AIM => Where a line of the material contains the string "spirit", copy that line.

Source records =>

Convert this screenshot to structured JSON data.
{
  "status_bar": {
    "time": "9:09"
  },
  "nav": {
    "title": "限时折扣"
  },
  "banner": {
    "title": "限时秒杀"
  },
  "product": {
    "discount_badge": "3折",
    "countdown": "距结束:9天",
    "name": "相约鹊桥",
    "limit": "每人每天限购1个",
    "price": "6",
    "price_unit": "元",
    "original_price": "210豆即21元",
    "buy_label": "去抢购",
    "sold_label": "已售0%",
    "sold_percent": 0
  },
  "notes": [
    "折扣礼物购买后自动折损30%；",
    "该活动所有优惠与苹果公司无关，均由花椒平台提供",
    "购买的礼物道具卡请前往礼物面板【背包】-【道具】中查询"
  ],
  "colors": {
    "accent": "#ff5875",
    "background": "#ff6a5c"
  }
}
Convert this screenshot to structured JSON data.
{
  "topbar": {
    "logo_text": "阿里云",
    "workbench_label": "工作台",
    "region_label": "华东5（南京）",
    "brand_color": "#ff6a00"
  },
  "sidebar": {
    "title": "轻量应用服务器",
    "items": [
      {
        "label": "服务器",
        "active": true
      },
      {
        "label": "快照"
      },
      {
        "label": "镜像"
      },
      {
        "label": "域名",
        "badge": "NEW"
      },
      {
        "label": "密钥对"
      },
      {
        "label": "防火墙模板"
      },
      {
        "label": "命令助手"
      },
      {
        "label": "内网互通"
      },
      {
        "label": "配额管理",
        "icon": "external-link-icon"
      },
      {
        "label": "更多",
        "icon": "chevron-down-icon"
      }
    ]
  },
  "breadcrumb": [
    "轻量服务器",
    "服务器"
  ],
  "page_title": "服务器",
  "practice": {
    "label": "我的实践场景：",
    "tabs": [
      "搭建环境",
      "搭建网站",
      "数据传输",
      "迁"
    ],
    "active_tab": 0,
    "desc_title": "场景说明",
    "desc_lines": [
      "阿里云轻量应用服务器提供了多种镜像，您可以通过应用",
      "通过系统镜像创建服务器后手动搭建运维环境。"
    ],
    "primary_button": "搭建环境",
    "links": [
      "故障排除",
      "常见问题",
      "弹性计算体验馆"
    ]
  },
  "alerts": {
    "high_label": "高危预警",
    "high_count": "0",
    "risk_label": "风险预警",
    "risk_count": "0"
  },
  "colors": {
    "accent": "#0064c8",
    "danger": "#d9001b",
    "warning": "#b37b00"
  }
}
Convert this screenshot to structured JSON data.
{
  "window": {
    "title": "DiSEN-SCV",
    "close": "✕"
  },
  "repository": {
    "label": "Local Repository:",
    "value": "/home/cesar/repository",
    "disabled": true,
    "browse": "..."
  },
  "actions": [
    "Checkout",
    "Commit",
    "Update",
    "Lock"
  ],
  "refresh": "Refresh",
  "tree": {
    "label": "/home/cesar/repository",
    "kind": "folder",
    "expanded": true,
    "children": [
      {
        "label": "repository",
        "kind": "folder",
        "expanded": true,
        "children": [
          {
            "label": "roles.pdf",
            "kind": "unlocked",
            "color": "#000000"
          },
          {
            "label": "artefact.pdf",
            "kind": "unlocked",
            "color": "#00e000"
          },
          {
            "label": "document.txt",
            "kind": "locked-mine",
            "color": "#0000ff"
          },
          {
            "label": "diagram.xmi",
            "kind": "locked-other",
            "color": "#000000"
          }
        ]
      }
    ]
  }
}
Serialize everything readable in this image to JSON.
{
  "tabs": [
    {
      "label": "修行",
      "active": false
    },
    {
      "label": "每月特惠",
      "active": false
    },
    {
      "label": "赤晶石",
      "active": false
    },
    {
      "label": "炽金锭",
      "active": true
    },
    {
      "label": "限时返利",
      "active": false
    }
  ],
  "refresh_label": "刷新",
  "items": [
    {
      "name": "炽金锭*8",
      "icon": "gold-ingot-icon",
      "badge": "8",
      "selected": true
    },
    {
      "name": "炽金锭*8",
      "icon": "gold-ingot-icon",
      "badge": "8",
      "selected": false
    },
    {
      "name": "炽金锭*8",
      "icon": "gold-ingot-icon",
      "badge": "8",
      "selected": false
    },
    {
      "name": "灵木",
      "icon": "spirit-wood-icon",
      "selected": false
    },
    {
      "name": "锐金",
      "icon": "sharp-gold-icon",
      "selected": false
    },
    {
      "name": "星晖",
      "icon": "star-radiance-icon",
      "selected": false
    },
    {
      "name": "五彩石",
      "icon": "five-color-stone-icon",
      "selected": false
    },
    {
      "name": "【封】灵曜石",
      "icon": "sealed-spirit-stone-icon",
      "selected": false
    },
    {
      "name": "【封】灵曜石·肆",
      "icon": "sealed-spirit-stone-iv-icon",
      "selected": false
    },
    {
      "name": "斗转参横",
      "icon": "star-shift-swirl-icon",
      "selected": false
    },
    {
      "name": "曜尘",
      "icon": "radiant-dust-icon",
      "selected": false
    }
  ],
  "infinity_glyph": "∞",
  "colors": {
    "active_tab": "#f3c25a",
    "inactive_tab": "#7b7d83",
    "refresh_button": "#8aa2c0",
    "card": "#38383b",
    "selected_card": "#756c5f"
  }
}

ANSWER TO THE EXERCISE =>
      "icon": "spirit-wood-icon",
      "icon": "sealed-spirit-stone-icon",
      "icon": "sealed-spirit-stone-iv-icon",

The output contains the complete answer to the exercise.